#### [Data in this exercise]
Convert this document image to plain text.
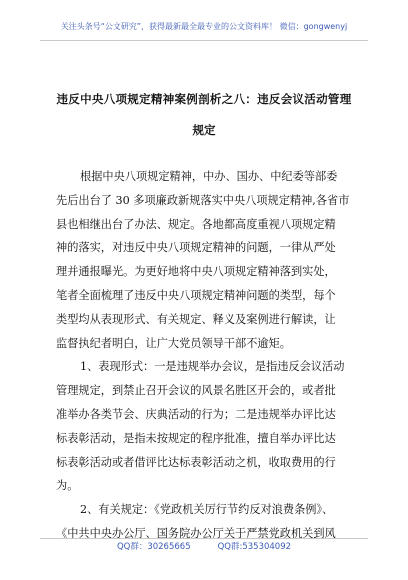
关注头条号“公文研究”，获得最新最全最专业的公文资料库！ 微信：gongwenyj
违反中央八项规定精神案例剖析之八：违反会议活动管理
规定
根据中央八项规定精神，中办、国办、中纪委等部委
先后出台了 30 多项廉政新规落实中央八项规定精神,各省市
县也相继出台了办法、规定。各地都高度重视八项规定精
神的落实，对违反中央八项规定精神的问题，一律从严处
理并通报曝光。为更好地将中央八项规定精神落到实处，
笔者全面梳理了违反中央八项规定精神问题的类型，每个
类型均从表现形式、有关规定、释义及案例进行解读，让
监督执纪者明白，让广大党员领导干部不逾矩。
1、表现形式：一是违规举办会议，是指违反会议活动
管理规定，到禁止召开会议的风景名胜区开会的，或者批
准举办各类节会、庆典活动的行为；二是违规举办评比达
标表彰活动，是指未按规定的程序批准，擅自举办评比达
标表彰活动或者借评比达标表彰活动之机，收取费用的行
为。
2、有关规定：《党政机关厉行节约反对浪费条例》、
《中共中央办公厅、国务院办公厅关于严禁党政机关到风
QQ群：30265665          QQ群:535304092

---

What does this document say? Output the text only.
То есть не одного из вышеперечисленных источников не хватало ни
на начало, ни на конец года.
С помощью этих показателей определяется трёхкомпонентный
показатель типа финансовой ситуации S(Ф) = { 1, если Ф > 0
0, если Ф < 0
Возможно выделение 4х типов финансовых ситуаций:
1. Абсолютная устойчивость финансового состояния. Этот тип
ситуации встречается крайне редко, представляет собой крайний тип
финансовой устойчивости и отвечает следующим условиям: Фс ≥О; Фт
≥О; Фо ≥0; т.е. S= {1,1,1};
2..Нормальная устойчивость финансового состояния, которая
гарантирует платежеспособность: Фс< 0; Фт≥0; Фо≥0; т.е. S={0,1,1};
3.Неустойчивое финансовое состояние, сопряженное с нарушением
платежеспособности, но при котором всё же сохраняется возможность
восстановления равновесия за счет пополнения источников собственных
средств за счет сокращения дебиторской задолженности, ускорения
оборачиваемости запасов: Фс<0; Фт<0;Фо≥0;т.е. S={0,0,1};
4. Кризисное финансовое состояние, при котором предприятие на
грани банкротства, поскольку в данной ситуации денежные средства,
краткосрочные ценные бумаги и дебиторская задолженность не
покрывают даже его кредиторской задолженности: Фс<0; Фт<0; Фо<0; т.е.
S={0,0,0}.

#### [Exercise goal]
From the entries above, copy every line that holds the word "задолженности".

#### [Written solution]
средств за счет сокращения дебиторской задолженности, ускорения
покрывают даже его кредиторской задолженности: Фс<0; Фт<0; Фо<0; т.е.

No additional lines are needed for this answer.